%%
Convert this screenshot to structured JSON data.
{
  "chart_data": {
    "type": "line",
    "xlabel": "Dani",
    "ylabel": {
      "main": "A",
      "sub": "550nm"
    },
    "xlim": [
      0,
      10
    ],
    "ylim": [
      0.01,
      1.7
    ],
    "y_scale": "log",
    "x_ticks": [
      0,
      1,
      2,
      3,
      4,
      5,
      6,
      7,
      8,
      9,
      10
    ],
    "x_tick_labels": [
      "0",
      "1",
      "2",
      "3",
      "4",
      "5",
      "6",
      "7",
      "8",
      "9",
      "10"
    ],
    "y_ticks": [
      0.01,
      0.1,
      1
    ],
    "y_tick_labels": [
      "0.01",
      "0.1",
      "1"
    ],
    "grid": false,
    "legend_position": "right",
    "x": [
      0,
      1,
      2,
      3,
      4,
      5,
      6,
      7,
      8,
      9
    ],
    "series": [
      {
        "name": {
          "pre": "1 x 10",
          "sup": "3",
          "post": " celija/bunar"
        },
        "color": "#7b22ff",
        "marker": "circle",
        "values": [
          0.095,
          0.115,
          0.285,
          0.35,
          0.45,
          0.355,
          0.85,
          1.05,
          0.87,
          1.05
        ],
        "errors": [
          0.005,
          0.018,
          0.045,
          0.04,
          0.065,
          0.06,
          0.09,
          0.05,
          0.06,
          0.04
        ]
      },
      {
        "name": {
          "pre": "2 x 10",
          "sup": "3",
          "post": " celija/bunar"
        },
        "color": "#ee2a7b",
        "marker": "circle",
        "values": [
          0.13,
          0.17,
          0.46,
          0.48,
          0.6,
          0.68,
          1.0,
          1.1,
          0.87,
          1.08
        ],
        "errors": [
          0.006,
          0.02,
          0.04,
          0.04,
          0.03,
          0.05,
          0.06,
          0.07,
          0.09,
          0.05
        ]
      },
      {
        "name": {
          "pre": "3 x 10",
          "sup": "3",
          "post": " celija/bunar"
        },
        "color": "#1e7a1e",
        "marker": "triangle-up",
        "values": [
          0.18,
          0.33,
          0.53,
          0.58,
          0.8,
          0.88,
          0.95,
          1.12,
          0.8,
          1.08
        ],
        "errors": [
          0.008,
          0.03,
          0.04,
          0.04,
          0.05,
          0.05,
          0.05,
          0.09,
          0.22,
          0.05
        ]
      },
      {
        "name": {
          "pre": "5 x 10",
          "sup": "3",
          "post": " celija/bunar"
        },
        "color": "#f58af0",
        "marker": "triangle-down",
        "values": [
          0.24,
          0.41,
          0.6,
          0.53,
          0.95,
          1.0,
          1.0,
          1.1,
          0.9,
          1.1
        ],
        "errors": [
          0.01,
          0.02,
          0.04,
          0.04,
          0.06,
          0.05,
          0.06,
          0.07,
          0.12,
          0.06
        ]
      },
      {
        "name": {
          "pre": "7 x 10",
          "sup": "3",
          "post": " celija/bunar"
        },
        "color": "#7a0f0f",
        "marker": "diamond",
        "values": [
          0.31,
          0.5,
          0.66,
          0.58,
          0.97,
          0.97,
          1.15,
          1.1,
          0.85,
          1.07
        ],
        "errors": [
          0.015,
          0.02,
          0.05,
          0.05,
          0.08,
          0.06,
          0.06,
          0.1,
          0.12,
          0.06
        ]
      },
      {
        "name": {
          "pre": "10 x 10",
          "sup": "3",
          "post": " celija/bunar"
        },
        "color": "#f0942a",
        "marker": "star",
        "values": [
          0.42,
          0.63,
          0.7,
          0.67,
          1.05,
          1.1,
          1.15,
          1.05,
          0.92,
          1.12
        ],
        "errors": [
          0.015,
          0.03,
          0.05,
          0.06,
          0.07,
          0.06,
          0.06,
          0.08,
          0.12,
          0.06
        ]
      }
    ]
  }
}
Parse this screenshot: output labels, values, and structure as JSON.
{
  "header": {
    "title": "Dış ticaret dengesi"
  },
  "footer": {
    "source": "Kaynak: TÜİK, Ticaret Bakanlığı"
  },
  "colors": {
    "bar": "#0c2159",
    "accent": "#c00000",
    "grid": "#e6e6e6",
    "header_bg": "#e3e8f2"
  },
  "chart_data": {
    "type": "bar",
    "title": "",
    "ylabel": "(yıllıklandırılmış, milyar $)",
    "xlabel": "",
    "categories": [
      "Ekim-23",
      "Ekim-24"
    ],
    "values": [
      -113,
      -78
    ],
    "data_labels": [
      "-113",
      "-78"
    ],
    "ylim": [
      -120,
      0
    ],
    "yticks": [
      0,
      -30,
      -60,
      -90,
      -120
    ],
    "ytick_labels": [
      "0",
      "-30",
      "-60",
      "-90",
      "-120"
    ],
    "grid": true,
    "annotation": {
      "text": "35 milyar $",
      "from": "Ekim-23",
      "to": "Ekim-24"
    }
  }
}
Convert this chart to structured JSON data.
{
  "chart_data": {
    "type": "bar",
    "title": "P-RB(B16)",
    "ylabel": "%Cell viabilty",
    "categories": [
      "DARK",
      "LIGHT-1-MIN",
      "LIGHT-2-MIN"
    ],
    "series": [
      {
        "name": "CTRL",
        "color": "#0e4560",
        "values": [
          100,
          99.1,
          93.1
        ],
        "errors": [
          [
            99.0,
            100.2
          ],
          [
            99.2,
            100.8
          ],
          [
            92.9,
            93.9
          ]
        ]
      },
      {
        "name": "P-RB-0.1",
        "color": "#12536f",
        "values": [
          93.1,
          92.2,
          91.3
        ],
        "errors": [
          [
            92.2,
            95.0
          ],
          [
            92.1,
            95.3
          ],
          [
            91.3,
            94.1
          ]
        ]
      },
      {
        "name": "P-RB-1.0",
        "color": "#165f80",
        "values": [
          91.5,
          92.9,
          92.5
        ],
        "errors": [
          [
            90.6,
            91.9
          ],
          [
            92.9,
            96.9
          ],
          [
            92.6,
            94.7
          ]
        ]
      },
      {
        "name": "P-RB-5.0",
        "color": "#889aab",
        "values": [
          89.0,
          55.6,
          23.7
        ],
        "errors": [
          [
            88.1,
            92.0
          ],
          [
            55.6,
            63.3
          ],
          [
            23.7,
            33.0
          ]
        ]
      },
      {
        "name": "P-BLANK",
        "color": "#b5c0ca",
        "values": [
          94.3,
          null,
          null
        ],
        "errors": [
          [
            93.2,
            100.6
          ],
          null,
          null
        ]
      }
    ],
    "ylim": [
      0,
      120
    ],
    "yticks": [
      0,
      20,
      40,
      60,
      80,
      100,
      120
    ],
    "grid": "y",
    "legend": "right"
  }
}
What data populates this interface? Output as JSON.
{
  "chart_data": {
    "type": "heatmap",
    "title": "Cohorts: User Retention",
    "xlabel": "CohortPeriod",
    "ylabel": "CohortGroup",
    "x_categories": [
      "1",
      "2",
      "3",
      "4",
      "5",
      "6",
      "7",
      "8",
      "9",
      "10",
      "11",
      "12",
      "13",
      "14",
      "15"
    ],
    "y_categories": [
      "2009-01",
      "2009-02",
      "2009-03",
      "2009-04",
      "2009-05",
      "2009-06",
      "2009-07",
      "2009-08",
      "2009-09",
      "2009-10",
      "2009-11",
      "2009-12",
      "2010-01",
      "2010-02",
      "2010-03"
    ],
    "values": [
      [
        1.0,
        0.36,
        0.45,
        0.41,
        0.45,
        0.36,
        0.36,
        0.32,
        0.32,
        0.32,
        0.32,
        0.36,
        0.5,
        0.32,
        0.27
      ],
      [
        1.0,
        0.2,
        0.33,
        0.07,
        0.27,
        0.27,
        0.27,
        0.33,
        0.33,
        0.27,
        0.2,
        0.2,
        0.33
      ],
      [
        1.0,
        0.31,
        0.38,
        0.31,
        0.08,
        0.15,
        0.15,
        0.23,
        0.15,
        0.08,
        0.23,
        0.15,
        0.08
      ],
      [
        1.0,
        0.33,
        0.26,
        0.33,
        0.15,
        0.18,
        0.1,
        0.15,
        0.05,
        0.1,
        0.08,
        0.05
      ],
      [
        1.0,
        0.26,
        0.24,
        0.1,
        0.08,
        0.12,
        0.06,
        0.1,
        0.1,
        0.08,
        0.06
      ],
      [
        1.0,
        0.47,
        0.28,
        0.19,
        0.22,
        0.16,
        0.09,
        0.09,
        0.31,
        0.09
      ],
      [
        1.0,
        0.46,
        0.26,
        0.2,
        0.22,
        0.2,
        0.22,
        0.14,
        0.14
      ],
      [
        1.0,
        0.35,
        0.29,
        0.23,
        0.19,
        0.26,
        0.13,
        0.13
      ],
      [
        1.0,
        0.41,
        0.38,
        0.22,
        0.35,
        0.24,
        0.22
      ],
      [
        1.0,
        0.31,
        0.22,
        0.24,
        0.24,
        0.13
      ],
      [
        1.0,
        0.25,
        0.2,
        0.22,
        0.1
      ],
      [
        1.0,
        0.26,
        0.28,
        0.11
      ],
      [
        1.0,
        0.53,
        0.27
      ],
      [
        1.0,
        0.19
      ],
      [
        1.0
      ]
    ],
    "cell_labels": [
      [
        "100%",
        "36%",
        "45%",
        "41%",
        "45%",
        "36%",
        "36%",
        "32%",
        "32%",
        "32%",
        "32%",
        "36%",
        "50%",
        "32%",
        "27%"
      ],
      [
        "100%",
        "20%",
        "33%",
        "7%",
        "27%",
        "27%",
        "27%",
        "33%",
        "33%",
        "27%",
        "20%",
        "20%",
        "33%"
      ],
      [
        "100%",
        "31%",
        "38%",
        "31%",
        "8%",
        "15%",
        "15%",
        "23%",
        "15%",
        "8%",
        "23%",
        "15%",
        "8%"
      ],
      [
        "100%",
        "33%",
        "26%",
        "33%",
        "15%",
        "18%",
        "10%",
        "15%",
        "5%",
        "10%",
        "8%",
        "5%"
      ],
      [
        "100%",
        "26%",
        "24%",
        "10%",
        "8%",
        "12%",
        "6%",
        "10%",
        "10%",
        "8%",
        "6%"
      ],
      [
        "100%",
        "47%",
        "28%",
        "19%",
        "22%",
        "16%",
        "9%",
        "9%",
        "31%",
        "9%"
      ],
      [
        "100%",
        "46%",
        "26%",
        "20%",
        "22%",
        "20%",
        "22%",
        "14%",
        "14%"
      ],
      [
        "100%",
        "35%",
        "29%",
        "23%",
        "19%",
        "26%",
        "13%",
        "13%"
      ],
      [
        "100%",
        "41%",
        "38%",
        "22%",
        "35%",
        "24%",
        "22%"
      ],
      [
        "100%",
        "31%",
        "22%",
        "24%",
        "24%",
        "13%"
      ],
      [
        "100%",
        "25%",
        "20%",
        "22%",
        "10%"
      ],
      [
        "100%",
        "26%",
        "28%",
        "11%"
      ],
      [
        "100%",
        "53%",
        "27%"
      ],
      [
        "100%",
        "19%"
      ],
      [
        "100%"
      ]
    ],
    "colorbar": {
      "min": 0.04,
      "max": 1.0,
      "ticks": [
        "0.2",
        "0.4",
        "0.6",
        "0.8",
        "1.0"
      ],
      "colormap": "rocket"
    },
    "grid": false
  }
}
%%
GOAL = Report only a number: how many lines in the material above contain the string "triangle".

TASK SOLUTION = 2